Problem details.
Where the word "Chemie" occurs in a line, return that line.

Data shown.
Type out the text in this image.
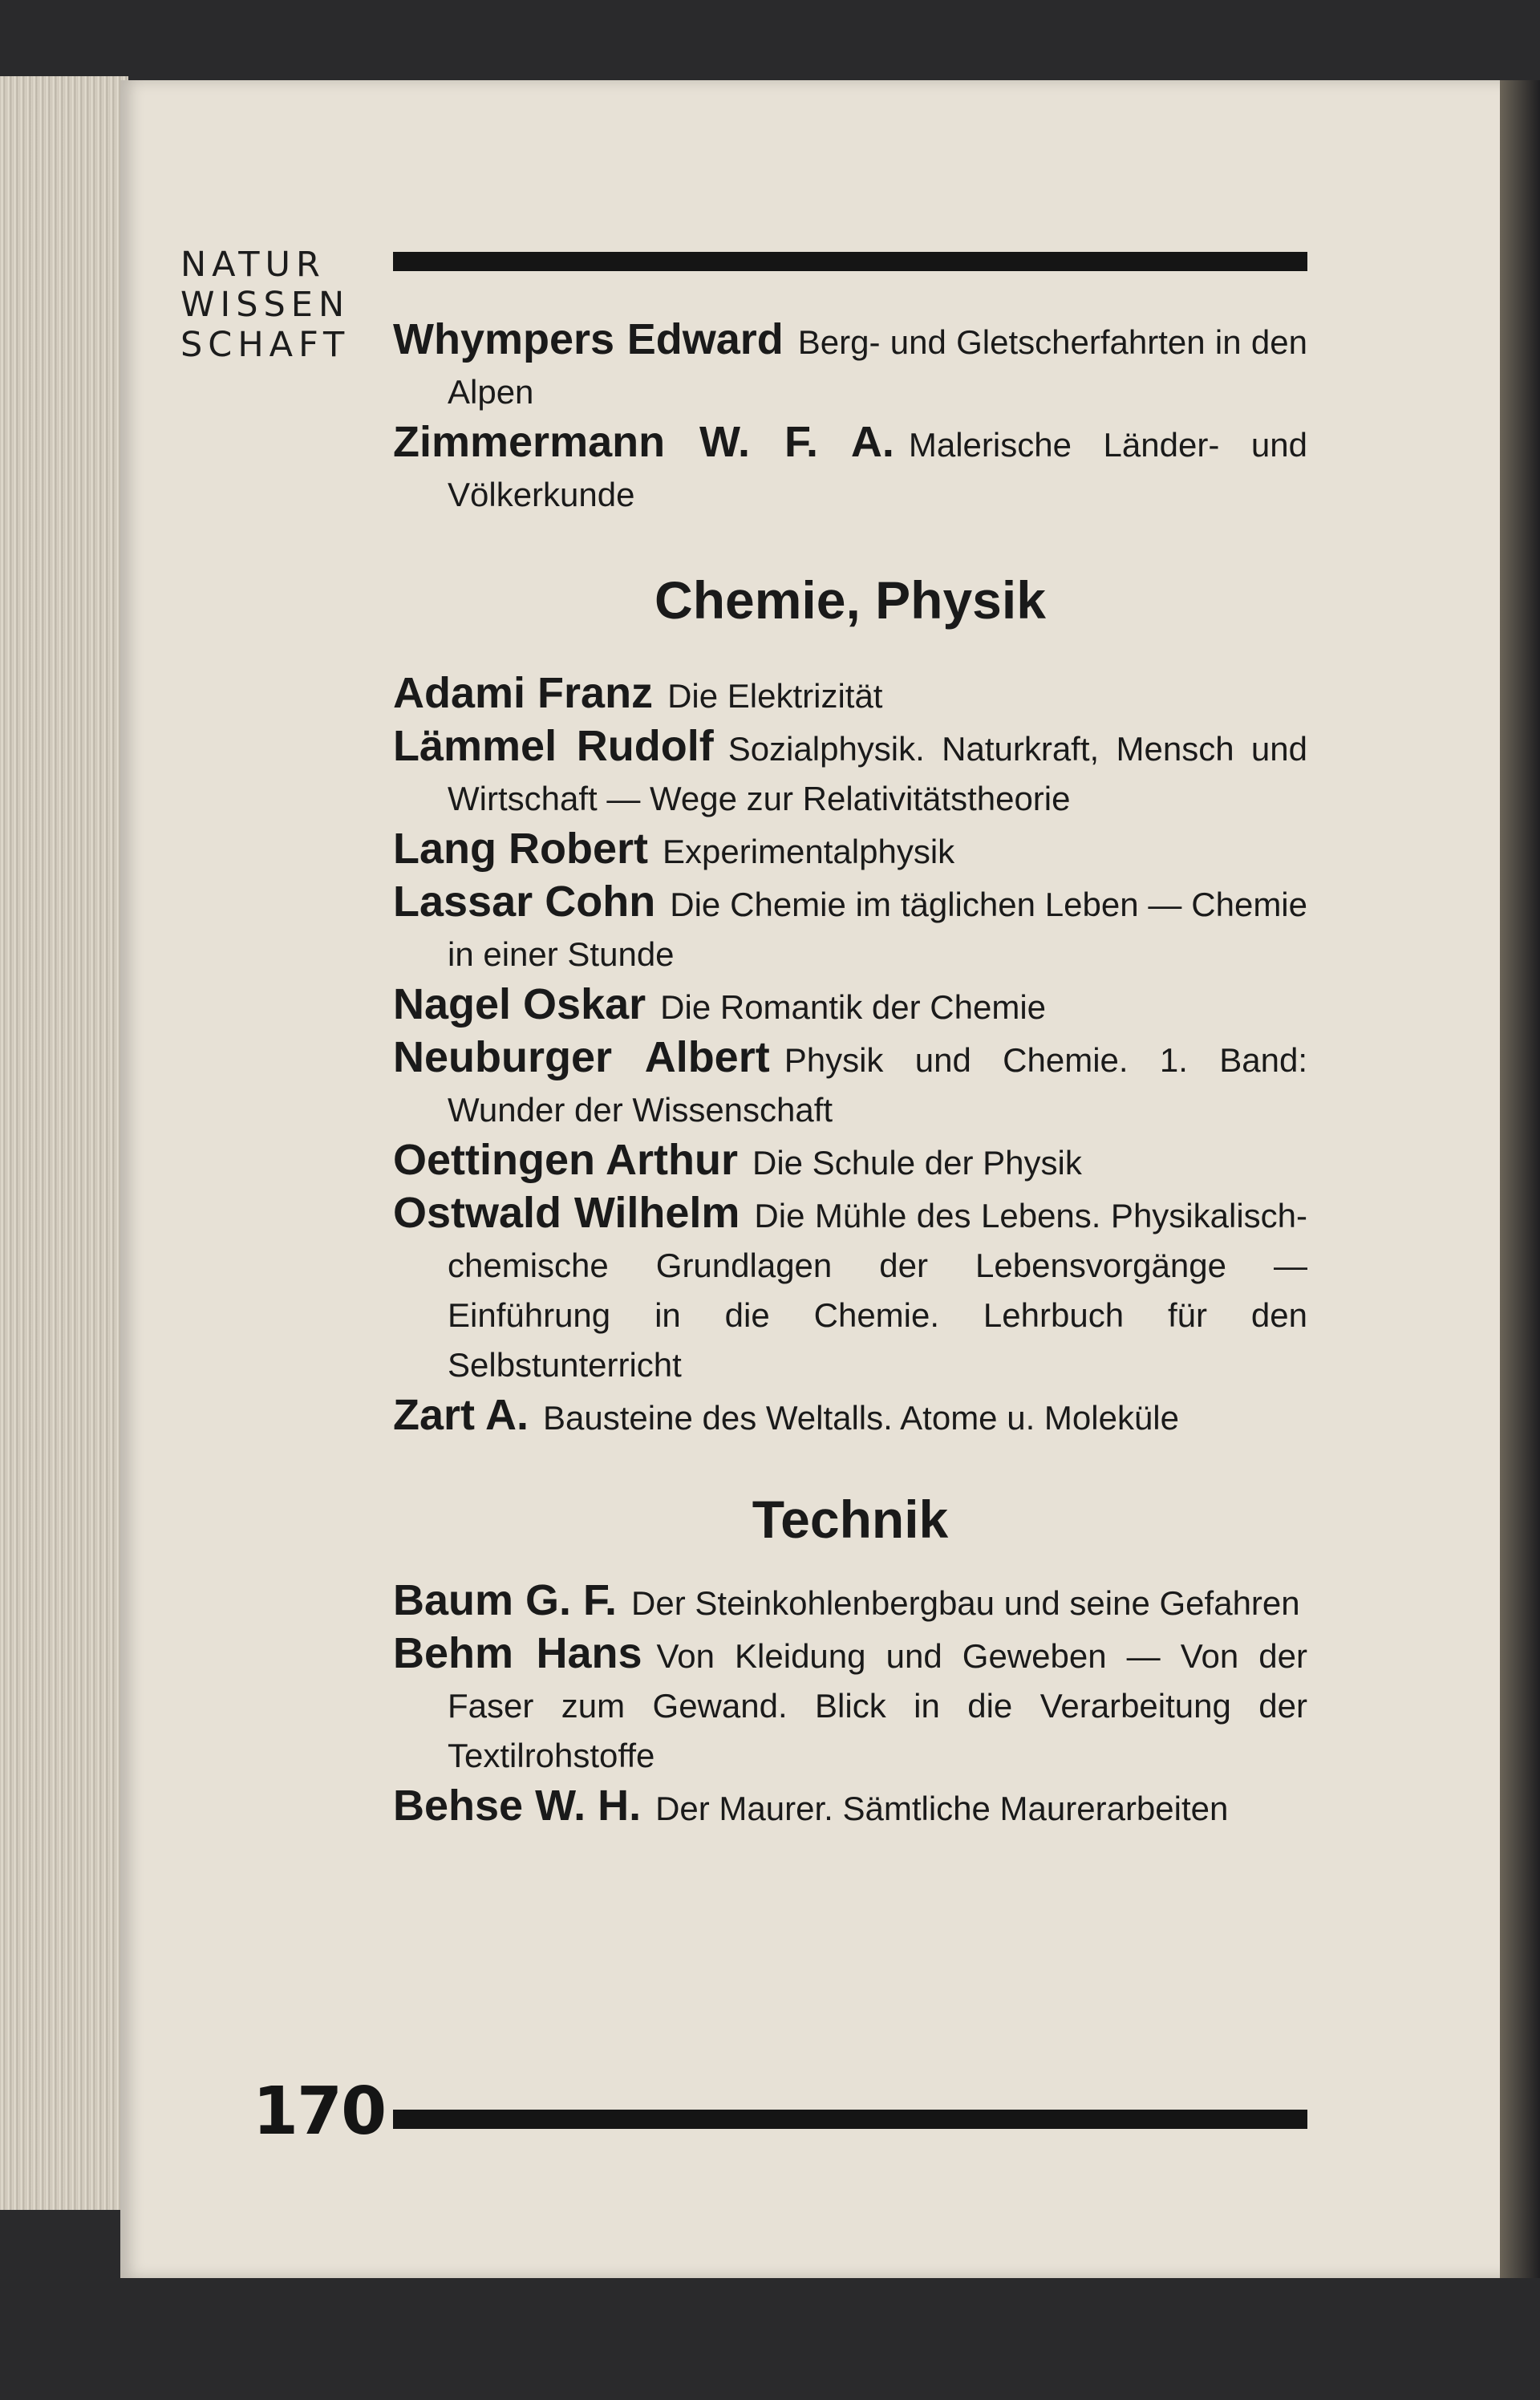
NATUR
WISSEN
SCHAFT Whympers Edward Berg- und Gletscherfahrten in den Alpen
Zimmermann W. F. A. Malerische Länder- und Völkerkunde
Chemie, Physik
Adami Franz Die Elektrizität
Lämmel Rudolf Sozialphysik. Naturkraft, Mensch und Wirtschaft — Wege zur Relativitätstheorie
Lang Robert Experimentalphysik
Lassar Cohn Die Chemie im täglichen Leben — Chemie in einer Stunde
Nagel Oskar Die Romantik der Chemie
Neuburger Albert Physik und Chemie. 1. Band: Wunder der Wissenschaft
Oettingen Arthur Die Schule der Physik
Ostwald Wilhelm Die Mühle des Lebens. Physikalisch-chemische Grundlagen der Lebensvorgänge — Einführung in die Chemie. Lehrbuch für den Selbstunterricht
Zart A. Bausteine des Weltalls. Atome u. Moleküle
Technik
Baum G. F. Der Steinkohlenbergbau und seine Gefahren
Behm Hans Von Kleidung und Geweben — Von der Faser zum Gewand. Blick in die Verarbeitung der Textilrohstoffe
Behse W. H. Der Maurer. Sämtliche Maurerarbeiten
170
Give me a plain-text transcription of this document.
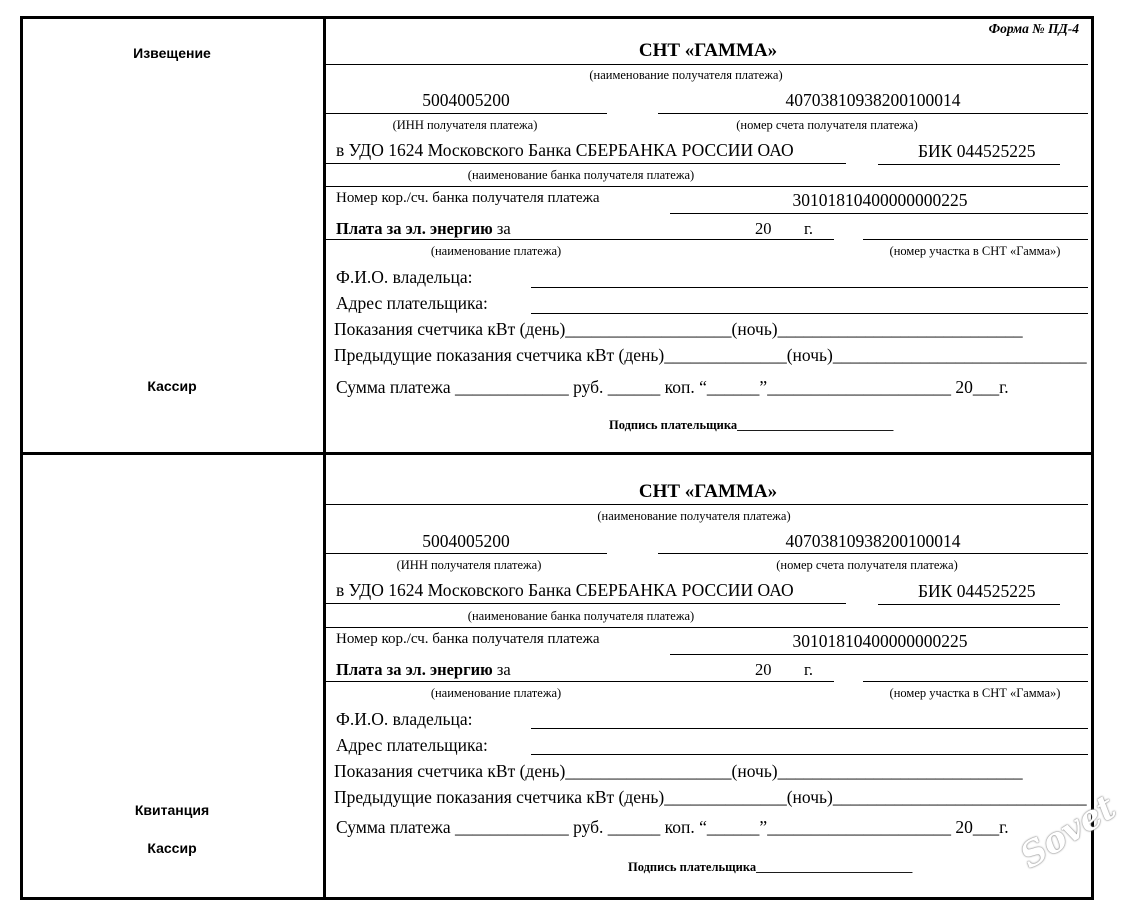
Извещение
Кассир
Форма № ПД-4
СНТ «ГАММА»
(наименование получателя платежа)
5004005200	40703810938200100014
(ИНН получателя платежа)	(номер счета получателя платежа)
в УДО 1624 Московского Банка СБЕРБАНКА РОССИИ ОАО	БИК 044525225
(наименование банка получателя платежа)
Номер кор./сч. банка получателя платежа	30101810400000000225
Плата за эл. энергию за	20 г.
(наименование платежа)	(номер участка в СНТ «Гамма»)
Ф.И.О. владельца:
Адрес плательщика:
Показания счетчика кВт (день)___________________(ночь)____________________________
Предыдущие показания счетчика кВт (день)______________(ночь)_____________________________
Сумма платежа _____________ руб. ______ коп. “______”_____________________ 20___г.
Подпись плательщика_________________________
Квитанция
Кассир
СНТ «ГАММА»
(наименование получателя платежа)
5004005200	40703810938200100014
(ИНН получателя платежа)	(номер счета получателя платежа)
в УДО 1624 Московского Банка СБЕРБАНКА РОССИИ ОАО	БИК 044525225
(наименование банка получателя платежа)
Номер кор./сч. банка получателя платежа	30101810400000000225
Плата за эл. энергию за	20 г.
(наименование платежа)	(номер участка в СНТ «Гамма»)
Ф.И.О. владельца:
Адрес плательщика:
Показания счетчика кВт (день)___________________(ночь)____________________________
Предыдущие показания счетчика кВт (день)______________(ночь)_____________________________
Сумма платежа _____________ руб. ______ коп. “______”_____________________ 20___г.
Подпись плательщика_________________________	Sovet
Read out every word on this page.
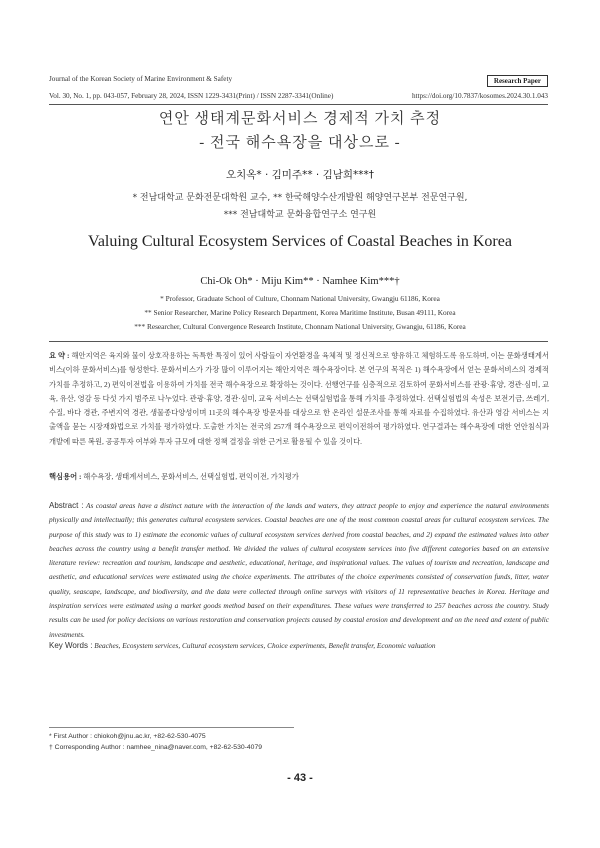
Journal of the Korean Society of Marine Environment & Safety	Research Paper
Vol. 30, No. 1, pp. 043-057, February 28, 2024, ISSN 1229-3431(Print) / ISSN 2287-3341(Online)	https://doi.org/10.7837/kosomes.2024.30.1.043
연안 생태계문화서비스 경제적 가치 추정
- 전국 해수욕장을 대상으로 -
오치옥* · 김미주** · 김남희***†
* 전남대학교 문화전문대학원 교수, ** 한국해양수산개발원 해양연구본부 전문연구원,
*** 전남대학교 문화융합연구소 연구원
Valuing Cultural Ecosystem Services of Coastal Beaches in Korea
Chi-Ok Oh* · Miju Kim** · Namhee Kim***†
* Professor, Graduate School of Culture, Chonnam National University, Gwangju 61186, Korea
** Senior Researcher, Marine Policy Research Department, Korea Maritime Institute, Busan 49111, Korea
*** Researcher, Cultural Convergence Research Institute, Chonnam National University, Gwangju, 61186, Korea
요 약 : 해안지역은 육지와 물이 상호작용하는 독특한 특징이 있어 사람들이 자연환경을 육체적 및 정신적으로 향유하고 체험하도록 유도하며, 이는 문화생태계서비스(이하 문화서비스)를 형성한다. 문화서비스가 가장 많이 이루어지는 해안지역은 해수욕장이다. 본 연구의 목적은 1) 해수욕장에서 얻는 문화서비스의 경제적 가치를 추정하고, 2) 편익이전법을 이용하여 가치를 전국 해수욕장으로 확장하는 것이다. 선행연구를 심층적으로 검토하여 문화서비스를 관광·휴양, 경관·심미, 교육, 유산, 영감 등 다섯 가지 범주로 나누었다. 관광·휴양, 경관·심미, 교육 서비스는 선택실험법을 통해 가치를 추정하였다. 선택실험법의 속성은 보전기금, 쓰레기, 수질, 바다 경관, 주변지역 경관, 생물종다양성이며 11곳의 해수욕장 방문자를 대상으로 한 온라인 설문조사를 통해 자료를 수집하였다. 유산과 영감 서비스는 지출액을 묻는 시장재화법으로 가치를 평가하였다. 도출한 가치는 전국의 257개 해수욕장으로 편익이전하여 평가하였다. 연구결과는 해수욕장에 대한 연안침식과 개발에 따른 복원, 공공투자 여부와 투자 규모에 대한 정책 결정을 위한 근거로 활용될 수 있을 것이다.
핵심용어 : 해수욕장, 생태계서비스, 문화서비스, 선택실험법, 편익이전, 가치평가
Abstract : As coastal areas have a distinct nature with the interaction of the lands and waters, they attract people to enjoy and experience the natural environments physically and intellectually; this generates cultural ecosystem services. Coastal beaches are one of the most common coastal areas for cultural ecosystem services. The purpose of this study was to 1) estimate the economic values of cultural ecosystem services derived from coastal beaches, and 2) expand the estimated values into other beaches across the country using a benefit transfer method. We divided the values of cultural ecosystem services into five different categories based on an extensive literature review: recreation and tourism, landscape and aesthetic, educational, heritage, and inspirational values. The values of tourism and recreation, landscape and aesthetic, and educational services were estimated using the choice experiments. The attributes of the choice experiments consisted of conservation funds, litter, water quality, seascape, landscape, and biodiversity, and the data were collected through online surveys with visitors of 11 representative beaches in Korea. Heritage and inspiration services were estimated using a market goods method based on their expenditures. These values were transferred to 257 beaches across the country. Study results can be used for policy decisions on various restoration and conservation projects caused by coastal erosion and development and on the need and extent of public investments.
Key Words : Beaches, Ecosystem services, Cultural ecosystem services, Choice experiments, Benefit transfer, Economic valuation
* First Author : chiokoh@jnu.ac.kr, +82-62-530-4075
† Corresponding Author : namhee_nina@naver.com, +82-62-530-4079
- 43 -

Final result.
Chemie, Physik
Lassar Cohn Die Chemie im täglichen Leben — Chemie in einer Stunde
Nagel Oskar Die Romantik der Chemie
Neuburger Albert Physik und Chemie. 1. Band: Wunder der Wissenschaft
Ostwald Wilhelm Die Mühle des Lebens. Physikalisch-chemische Grundlagen der Lebensvorgänge — Einführung in die Chemie. Lehrbuch für den Selbstunterricht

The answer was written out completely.